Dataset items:
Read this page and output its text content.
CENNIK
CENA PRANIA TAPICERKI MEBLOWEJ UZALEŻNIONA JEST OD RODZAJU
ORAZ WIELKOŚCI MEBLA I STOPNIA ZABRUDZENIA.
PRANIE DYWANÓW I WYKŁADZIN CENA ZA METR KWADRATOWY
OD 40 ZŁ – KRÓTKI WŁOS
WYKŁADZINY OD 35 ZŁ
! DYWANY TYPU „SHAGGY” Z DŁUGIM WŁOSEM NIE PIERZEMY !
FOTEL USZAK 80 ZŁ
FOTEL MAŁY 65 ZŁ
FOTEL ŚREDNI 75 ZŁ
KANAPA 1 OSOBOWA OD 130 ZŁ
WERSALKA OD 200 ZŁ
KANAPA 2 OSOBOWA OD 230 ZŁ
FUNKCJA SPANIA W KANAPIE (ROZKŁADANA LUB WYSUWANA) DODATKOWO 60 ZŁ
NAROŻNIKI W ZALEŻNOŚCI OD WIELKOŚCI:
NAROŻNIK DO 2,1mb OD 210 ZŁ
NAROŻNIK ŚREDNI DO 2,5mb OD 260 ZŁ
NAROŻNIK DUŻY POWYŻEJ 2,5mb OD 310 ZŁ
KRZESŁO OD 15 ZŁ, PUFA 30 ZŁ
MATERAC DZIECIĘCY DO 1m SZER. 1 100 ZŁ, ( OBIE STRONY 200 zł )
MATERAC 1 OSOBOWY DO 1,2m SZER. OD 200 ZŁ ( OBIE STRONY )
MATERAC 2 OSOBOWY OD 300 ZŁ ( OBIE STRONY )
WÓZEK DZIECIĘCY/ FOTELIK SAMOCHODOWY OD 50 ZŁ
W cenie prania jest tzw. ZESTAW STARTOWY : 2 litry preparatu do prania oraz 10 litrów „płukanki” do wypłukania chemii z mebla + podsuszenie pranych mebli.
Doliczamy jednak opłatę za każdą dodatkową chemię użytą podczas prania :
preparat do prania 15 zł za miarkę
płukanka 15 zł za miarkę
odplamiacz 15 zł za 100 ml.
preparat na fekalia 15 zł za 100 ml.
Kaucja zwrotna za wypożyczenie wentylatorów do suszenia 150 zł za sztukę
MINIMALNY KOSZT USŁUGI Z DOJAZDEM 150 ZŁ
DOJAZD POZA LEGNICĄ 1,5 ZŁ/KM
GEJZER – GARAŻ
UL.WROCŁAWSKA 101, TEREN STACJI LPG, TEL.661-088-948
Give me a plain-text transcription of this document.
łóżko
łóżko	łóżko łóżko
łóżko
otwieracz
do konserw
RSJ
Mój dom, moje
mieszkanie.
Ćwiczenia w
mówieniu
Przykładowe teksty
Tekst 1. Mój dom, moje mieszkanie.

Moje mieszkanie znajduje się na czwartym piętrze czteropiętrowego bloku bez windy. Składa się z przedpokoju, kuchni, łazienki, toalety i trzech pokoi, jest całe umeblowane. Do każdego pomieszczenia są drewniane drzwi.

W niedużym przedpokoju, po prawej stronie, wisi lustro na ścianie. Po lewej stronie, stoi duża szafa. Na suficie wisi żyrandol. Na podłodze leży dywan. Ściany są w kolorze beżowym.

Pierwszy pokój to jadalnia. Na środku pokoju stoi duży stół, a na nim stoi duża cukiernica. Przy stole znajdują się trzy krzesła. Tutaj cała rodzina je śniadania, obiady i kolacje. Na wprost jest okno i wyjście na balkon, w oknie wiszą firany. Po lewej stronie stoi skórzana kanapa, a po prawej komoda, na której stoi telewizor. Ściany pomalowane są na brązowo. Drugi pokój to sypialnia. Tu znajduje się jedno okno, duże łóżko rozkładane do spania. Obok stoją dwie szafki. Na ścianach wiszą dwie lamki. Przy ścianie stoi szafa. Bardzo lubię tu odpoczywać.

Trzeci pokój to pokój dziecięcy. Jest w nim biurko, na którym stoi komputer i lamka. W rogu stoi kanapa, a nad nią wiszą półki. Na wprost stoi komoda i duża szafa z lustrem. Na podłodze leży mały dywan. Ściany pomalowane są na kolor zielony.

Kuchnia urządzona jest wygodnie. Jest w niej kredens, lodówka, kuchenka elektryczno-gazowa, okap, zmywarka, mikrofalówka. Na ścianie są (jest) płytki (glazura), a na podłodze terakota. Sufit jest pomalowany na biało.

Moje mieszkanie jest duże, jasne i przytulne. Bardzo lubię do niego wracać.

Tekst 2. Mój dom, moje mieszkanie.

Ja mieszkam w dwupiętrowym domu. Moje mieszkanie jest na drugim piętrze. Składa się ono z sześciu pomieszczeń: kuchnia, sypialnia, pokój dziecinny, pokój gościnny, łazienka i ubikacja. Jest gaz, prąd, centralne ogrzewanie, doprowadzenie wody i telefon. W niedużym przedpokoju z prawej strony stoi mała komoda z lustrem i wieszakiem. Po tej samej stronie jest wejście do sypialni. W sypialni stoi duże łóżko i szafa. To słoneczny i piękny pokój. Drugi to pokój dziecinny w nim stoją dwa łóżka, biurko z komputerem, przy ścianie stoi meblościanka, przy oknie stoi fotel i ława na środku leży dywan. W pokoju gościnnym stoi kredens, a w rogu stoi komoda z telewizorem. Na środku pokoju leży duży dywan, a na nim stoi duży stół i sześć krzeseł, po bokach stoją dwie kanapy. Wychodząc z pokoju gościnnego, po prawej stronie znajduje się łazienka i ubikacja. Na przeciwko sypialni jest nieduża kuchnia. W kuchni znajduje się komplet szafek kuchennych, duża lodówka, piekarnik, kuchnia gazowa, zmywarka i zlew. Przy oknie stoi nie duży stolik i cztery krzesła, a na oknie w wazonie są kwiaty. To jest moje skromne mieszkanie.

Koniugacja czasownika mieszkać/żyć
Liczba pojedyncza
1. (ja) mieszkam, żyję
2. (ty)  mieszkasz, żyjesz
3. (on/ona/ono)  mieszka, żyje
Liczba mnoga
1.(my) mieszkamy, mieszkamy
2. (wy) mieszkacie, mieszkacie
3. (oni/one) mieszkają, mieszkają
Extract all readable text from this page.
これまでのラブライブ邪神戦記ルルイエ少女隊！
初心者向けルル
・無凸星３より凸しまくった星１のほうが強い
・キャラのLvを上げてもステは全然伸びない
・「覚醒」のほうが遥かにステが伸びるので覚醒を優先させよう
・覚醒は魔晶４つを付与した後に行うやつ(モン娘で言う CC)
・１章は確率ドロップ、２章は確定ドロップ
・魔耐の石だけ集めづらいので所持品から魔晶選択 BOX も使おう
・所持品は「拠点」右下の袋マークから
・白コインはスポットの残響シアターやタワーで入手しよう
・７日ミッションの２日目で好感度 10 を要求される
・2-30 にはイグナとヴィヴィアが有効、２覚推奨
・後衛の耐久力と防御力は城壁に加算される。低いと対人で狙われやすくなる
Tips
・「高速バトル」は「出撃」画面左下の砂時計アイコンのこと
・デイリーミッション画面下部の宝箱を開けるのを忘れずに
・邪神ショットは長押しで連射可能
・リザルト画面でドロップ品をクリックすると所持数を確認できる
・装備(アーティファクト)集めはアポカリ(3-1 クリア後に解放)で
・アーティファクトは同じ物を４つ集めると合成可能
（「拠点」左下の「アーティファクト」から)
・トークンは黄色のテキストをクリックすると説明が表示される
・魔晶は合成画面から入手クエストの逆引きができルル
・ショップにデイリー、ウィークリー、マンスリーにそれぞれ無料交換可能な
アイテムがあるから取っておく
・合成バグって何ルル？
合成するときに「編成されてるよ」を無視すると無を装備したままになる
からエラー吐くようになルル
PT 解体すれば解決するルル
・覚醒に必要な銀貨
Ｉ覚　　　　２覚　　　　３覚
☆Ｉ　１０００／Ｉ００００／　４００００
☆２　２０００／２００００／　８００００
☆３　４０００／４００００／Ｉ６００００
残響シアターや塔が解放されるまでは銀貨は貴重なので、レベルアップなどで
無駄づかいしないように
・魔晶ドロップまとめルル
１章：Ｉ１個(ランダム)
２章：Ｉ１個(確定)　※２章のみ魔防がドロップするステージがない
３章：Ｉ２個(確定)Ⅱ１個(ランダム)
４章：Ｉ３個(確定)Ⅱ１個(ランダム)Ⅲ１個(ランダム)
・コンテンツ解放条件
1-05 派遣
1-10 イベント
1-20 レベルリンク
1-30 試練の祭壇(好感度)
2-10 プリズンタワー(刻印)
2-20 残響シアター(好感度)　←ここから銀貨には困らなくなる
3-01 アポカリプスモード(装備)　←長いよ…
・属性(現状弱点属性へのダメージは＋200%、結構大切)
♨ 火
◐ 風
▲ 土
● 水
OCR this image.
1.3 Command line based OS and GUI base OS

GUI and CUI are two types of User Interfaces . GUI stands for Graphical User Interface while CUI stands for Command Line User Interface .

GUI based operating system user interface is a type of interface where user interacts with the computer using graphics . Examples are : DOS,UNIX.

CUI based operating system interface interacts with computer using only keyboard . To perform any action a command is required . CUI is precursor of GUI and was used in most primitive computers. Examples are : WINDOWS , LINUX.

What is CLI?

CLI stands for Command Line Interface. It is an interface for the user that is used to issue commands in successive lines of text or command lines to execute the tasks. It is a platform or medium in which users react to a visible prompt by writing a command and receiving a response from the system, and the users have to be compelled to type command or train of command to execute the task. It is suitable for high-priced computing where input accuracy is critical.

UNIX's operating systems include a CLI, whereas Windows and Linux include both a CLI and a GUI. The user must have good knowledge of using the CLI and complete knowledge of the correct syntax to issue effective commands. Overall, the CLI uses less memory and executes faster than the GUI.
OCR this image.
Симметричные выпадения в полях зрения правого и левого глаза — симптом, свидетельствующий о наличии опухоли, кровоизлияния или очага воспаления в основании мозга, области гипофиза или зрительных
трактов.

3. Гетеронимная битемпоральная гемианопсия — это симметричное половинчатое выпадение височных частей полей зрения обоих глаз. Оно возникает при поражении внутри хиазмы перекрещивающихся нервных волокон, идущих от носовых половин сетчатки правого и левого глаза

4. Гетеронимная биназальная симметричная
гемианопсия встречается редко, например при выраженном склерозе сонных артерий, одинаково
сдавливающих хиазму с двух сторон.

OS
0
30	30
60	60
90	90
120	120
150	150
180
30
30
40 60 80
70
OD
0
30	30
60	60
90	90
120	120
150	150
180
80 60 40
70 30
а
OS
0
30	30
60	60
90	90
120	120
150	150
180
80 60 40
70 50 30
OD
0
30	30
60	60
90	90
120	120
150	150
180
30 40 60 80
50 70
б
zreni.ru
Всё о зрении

*What is asked*. How many lines of these entries contain the string "Ściany"? Reply with the number alone.

*Solution to the problem*. 3